What is being asked
From the records below, extract all the text exactly and leave the images behind.

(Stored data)
__________________________________________________
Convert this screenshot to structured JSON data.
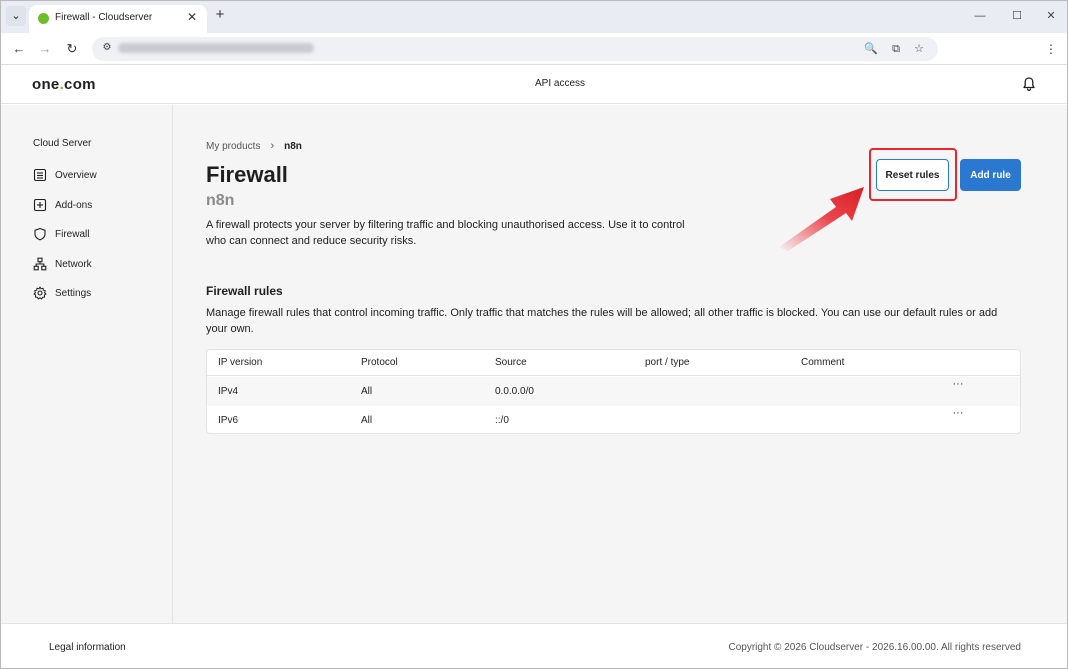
{
  "browser": {
    "tab_title": "Firewall - Cloudserver",
    "tab_close_glyph": "✕",
    "new_tab_glyph": "+",
    "tab_list_glyph": "⌄",
    "back_glyph": "←",
    "forward_glyph": "→",
    "reload_glyph": "↻",
    "minimize_glyph": "—",
    "maximize_glyph": "☐",
    "close_glyph": "✕",
    "zoom_glyph": "🔍",
    "menu_glyph": "⋮",
    "star_glyph": "☆",
    "cast_glyph": "⧉",
    "site_info_glyph": "⚙"
  },
  "header": {
    "logo_main": "one",
    "logo_dot": ".",
    "logo_end": "com",
    "api_access": "API access",
    "bell_icon": "bell-icon"
  },
  "sidebar": {
    "title": "Cloud Server",
    "items": [
      {
        "label": "Overview",
        "icon": "overview-icon"
      },
      {
        "label": "Add-ons",
        "icon": "plus-square-icon"
      },
      {
        "label": "Firewall",
        "icon": "shield-icon"
      },
      {
        "label": "Network",
        "icon": "network-icon"
      },
      {
        "label": "Settings",
        "icon": "gear-icon"
      }
    ]
  },
  "breadcrumb": {
    "parent": "My products",
    "separator": "›",
    "current": "n8n"
  },
  "page": {
    "title": "Firewall",
    "subtitle": "n8n",
    "description": "A firewall protects your server by filtering traffic and blocking unauthorised access. Use it to control who can connect and reduce security risks."
  },
  "actions": {
    "reset_label": "Reset rules",
    "add_label": "Add rule"
  },
  "rules": {
    "title": "Firewall rules",
    "description": "Manage firewall rules that control incoming traffic. Only traffic that matches the rules will be allowed; all other traffic is blocked. You can use our default rules or add your own.",
    "columns": [
      "IP version",
      "Protocol",
      "Source",
      "port / type",
      "Comment"
    ],
    "rows": [
      {
        "ip_version": "IPv4",
        "protocol": "All",
        "source": "0.0.0.0/0",
        "port_type": "",
        "comment": "",
        "menu": "···"
      },
      {
        "ip_version": "IPv6",
        "protocol": "All",
        "source": "::/0",
        "port_type": "",
        "comment": "",
        "menu": "···"
      }
    ]
  },
  "footer": {
    "legal": "Legal information",
    "copyright": "Copyright © 2026 Cloudserver - 2026.16.00.00. All rights reserved"
  },
  "colors": {
    "primary_button": "#2b78d0",
    "highlight": "#e8262d",
    "logo_dot": "#6fbd2b"
  }
}
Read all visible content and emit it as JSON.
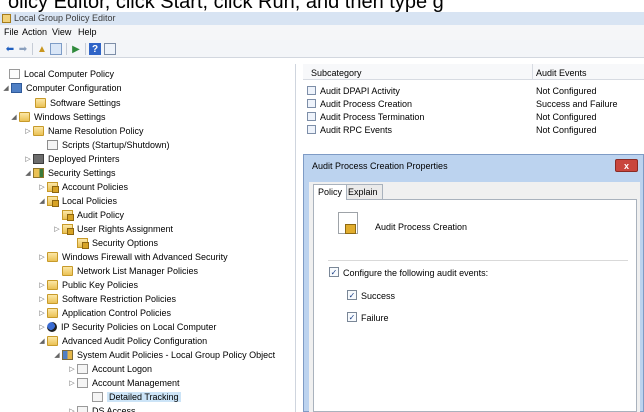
{
  "caption": "olicy Editor, click Start, click Run, and then type g",
  "window": {
    "title": "Local Group Policy Editor"
  },
  "menu": [
    "File",
    "Action",
    "View",
    "Help"
  ],
  "toolbar": [
    "back-arrow-icon",
    "forward-arrow-icon",
    "up-folder-icon",
    "show-hide-tree-icon",
    "export-list-icon",
    "help-icon",
    "properties-icon"
  ],
  "tree": [
    {
      "label": "Local Computer Policy",
      "arrow": "",
      "icon": "doc"
    },
    {
      "label": "Computer Configuration",
      "arrow": "◢",
      "icon": "computer"
    },
    {
      "label": "Software Settings",
      "arrow": "",
      "icon": "folder"
    },
    {
      "label": "Windows Settings",
      "arrow": "◢",
      "icon": "folder"
    },
    {
      "label": "Name Resolution Policy",
      "arrow": "▷",
      "icon": "folder"
    },
    {
      "label": "Scripts (Startup/Shutdown)",
      "arrow": "",
      "icon": "script"
    },
    {
      "label": "Deployed Printers",
      "arrow": "▷",
      "icon": "printer"
    },
    {
      "label": "Security Settings",
      "arrow": "◢",
      "icon": "secfolder"
    },
    {
      "label": "Account Policies",
      "arrow": "▷",
      "icon": "lockfolder"
    },
    {
      "label": "Local Policies",
      "arrow": "◢",
      "icon": "lockfolder"
    },
    {
      "label": "Audit Policy",
      "arrow": "",
      "icon": "lockfolder"
    },
    {
      "label": "User Rights Assignment",
      "arrow": "▷",
      "icon": "lockfolder"
    },
    {
      "label": "Security Options",
      "arrow": "",
      "icon": "lockfolder"
    },
    {
      "label": "Windows Firewall with Advanced Security",
      "arrow": "▷",
      "icon": "folder"
    },
    {
      "label": "Network List Manager Policies",
      "arrow": "",
      "icon": "folder"
    },
    {
      "label": "Public Key Policies",
      "arrow": "▷",
      "icon": "folder"
    },
    {
      "label": "Software Restriction Policies",
      "arrow": "▷",
      "icon": "folder"
    },
    {
      "label": "Application Control Policies",
      "arrow": "▷",
      "icon": "folder"
    },
    {
      "label": "IP Security Policies on Local Computer",
      "arrow": "▷",
      "icon": "ipsec"
    },
    {
      "label": "Advanced Audit Policy Configuration",
      "arrow": "◢",
      "icon": "folder"
    },
    {
      "label": "System Audit Policies - Local Group Policy Object",
      "arrow": "◢",
      "icon": "gpobj"
    },
    {
      "label": "Account Logon",
      "arrow": "▷",
      "icon": "page"
    },
    {
      "label": "Account Management",
      "arrow": "▷",
      "icon": "page"
    },
    {
      "label": "Detailed Tracking",
      "arrow": "",
      "icon": "page",
      "selected": true
    },
    {
      "label": "DS Access",
      "arrow": "▷",
      "icon": "page"
    }
  ],
  "list": {
    "headers": [
      "Subcategory",
      "Audit Events"
    ],
    "rows": [
      {
        "subcategory": "Audit DPAPI Activity",
        "events": "Not Configured"
      },
      {
        "subcategory": "Audit Process Creation",
        "events": "Success and Failure"
      },
      {
        "subcategory": "Audit Process Termination",
        "events": "Not Configured"
      },
      {
        "subcategory": "Audit RPC Events",
        "events": "Not Configured"
      }
    ]
  },
  "dialog": {
    "title": "Audit Process Creation Properties",
    "close": "x",
    "tabs": [
      "Policy",
      "Explain"
    ],
    "policy_name": "Audit Process Creation",
    "configure_label": "Configure the following audit events:",
    "configure_checked": true,
    "success_label": "Success",
    "success_checked": true,
    "failure_label": "Failure",
    "failure_checked": true
  }
}
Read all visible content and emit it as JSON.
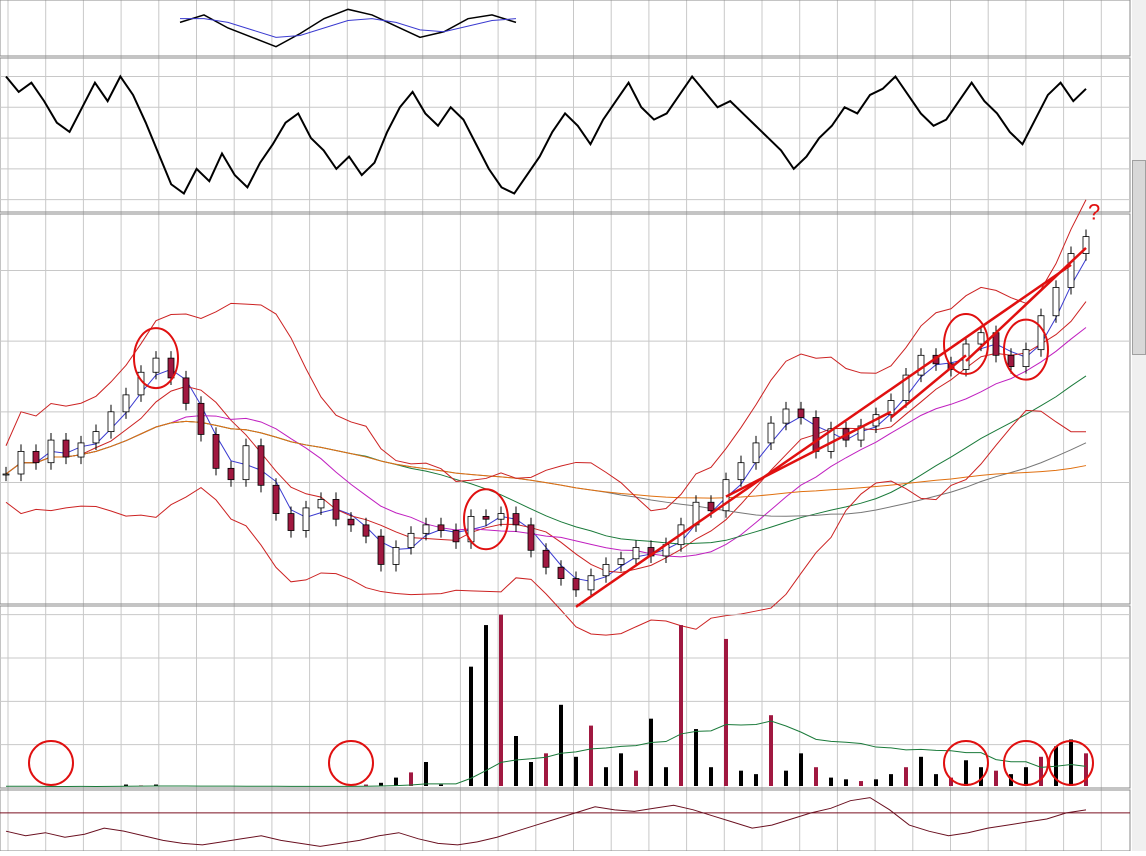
__________________________________________________
Answer to the task
Convert this screenshot to structured JSON data.
{
  "browser": {
    "tab_title": "Firewall - Cloudserver",
    "tab_close_glyph": "✕",
    "new_tab_glyph": "+",
    "tab_list_glyph": "⌄",
    "back_glyph": "←",
    "forward_glyph": "→",
    "reload_glyph": "↻",
    "minimize_glyph": "—",
    "maximize_glyph": "☐",
    "close_glyph": "✕",
    "zoom_glyph": "🔍",
    "menu_glyph": "⋮",
    "star_glyph": "☆",
    "cast_glyph": "⧉",
    "site_info_glyph": "⚙"
  },
  "header": {
    "logo_main": "one",
    "logo_dot": ".",
    "logo_end": "com",
    "api_access": "API access",
    "bell_icon": "bell-icon"
  },
  "sidebar": {
    "title": "Cloud Server",
    "items": [
      {
        "label": "Overview",
        "icon": "overview-icon"
      },
      {
        "label": "Add-ons",
        "icon": "plus-square-icon"
      },
      {
        "label": "Firewall",
        "icon": "shield-icon"
      },
      {
        "label": "Network",
        "icon": "network-icon"
      },
      {
        "label": "Settings",
        "icon": "gear-icon"
      }
    ]
  },
  "breadcrumb": {
    "parent": "My products",
    "separator": "›",
    "current": "n8n"
  },
  "page": {
    "title": "Firewall",
    "subtitle": "n8n",
    "description": "A firewall protects your server by filtering traffic and blocking unauthorised access. Use it to control who can connect and reduce security risks."
  },
  "actions": {
    "reset_label": "Reset rules",
    "add_label": "Add rule"
  },
  "rules": {
    "title": "Firewall rules",
    "description": "Manage firewall rules that control incoming traffic. Only traffic that matches the rules will be allowed; all other traffic is blocked. You can use our default rules or add your own.",
    "columns": [
      "IP version",
      "Protocol",
      "Source",
      "port / type",
      "Comment"
    ],
    "rows": [
      {
        "ip_version": "IPv4",
        "protocol": "All",
        "source": "0.0.0.0/0",
        "port_type": "",
        "comment": "",
        "menu": "···"
      },
      {
        "ip_version": "IPv6",
        "protocol": "All",
        "source": "::/0",
        "port_type": "",
        "comment": "",
        "menu": "···"
      }
    ]
  },
  "footer": {
    "legal": "Legal information",
    "copyright": "Copyright © 2026 Cloudserver - 2026.16.00.00. All rights reserved"
  },
  "colors": {
    "primary_button": "#2b78d0",
    "highlight": "#e8262d",
    "logo_dot": "#6fbd2b"
  }
}
Read all visible content and emit it as JSON.
{
  "caption": "olicy Editor, click Start, click Run, and then type g",
  "window": {
    "title": "Local Group Policy Editor"
  },
  "menu": [
    "File",
    "Action",
    "View",
    "Help"
  ],
  "toolbar": [
    "back-arrow-icon",
    "forward-arrow-icon",
    "up-folder-icon",
    "show-hide-tree-icon",
    "export-list-icon",
    "help-icon",
    "properties-icon"
  ],
  "tree": [
    {
      "label": "Local Computer Policy",
      "arrow": "",
      "icon": "doc"
    },
    {
      "label": "Computer Configuration",
      "arrow": "◢",
      "icon": "computer"
    },
    {
      "label": "Software Settings",
      "arrow": "",
      "icon": "folder"
    },
    {
      "label": "Windows Settings",
      "arrow": "◢",
      "icon": "folder"
    },
    {
      "label": "Name Resolution Policy",
      "arrow": "▷",
      "icon": "folder"
    },
    {
      "label": "Scripts (Startup/Shutdown)",
      "arrow": "",
      "icon": "script"
    },
    {
      "label": "Deployed Printers",
      "arrow": "▷",
      "icon": "printer"
    },
    {
      "label": "Security Settings",
      "arrow": "◢",
      "icon": "secfolder"
    },
    {
      "label": "Account Policies",
      "arrow": "▷",
      "icon": "lockfolder"
    },
    {
      "label": "Local Policies",
      "arrow": "◢",
      "icon": "lockfolder"
    },
    {
      "label": "Audit Policy",
      "arrow": "",
      "icon": "lockfolder"
    },
    {
      "label": "User Rights Assignment",
      "arrow": "▷",
      "icon": "lockfolder"
    },
    {
      "label": "Security Options",
      "arrow": "",
      "icon": "lockfolder"
    },
    {
      "label": "Windows Firewall with Advanced Security",
      "arrow": "▷",
      "icon": "folder"
    },
    {
      "label": "Network List Manager Policies",
      "arrow": "",
      "icon": "folder"
    },
    {
      "label": "Public Key Policies",
      "arrow": "▷",
      "icon": "folder"
    },
    {
      "label": "Software Restriction Policies",
      "arrow": "▷",
      "icon": "folder"
    },
    {
      "label": "Application Control Policies",
      "arrow": "▷",
      "icon": "folder"
    },
    {
      "label": "IP Security Policies on Local Computer",
      "arrow": "▷",
      "icon": "ipsec"
    },
    {
      "label": "Advanced Audit Policy Configuration",
      "arrow": "◢",
      "icon": "folder"
    },
    {
      "label": "System Audit Policies - Local Group Policy Object",
      "arrow": "◢",
      "icon": "gpobj"
    },
    {
      "label": "Account Logon",
      "arrow": "▷",
      "icon": "page"
    },
    {
      "label": "Account Management",
      "arrow": "▷",
      "icon": "page"
    },
    {
      "label": "Detailed Tracking",
      "arrow": "",
      "icon": "page",
      "selected": true
    },
    {
      "label": "DS Access",
      "arrow": "▷",
      "icon": "page"
    }
  ],
  "list": {
    "headers": [
      "Subcategory",
      "Audit Events"
    ],
    "rows": [
      {
        "subcategory": "Audit DPAPI Activity",
        "events": "Not Configured"
      },
      {
        "subcategory": "Audit Process Creation",
        "events": "Success and Failure"
      },
      {
        "subcategory": "Audit Process Termination",
        "events": "Not Configured"
      },
      {
        "subcategory": "Audit RPC Events",
        "events": "Not Configured"
      }
    ]
  },
  "dialog": {
    "title": "Audit Process Creation Properties",
    "close": "x",
    "tabs": [
      "Policy",
      "Explain"
    ],
    "policy_name": "Audit Process Creation",
    "configure_label": "Configure the following audit events:",
    "configure_checked": true,
    "success_label": "Success",
    "success_checked": true,
    "failure_label": "Failure",
    "failure_checked": true
  }
}
Read all visible content and emit it as JSON.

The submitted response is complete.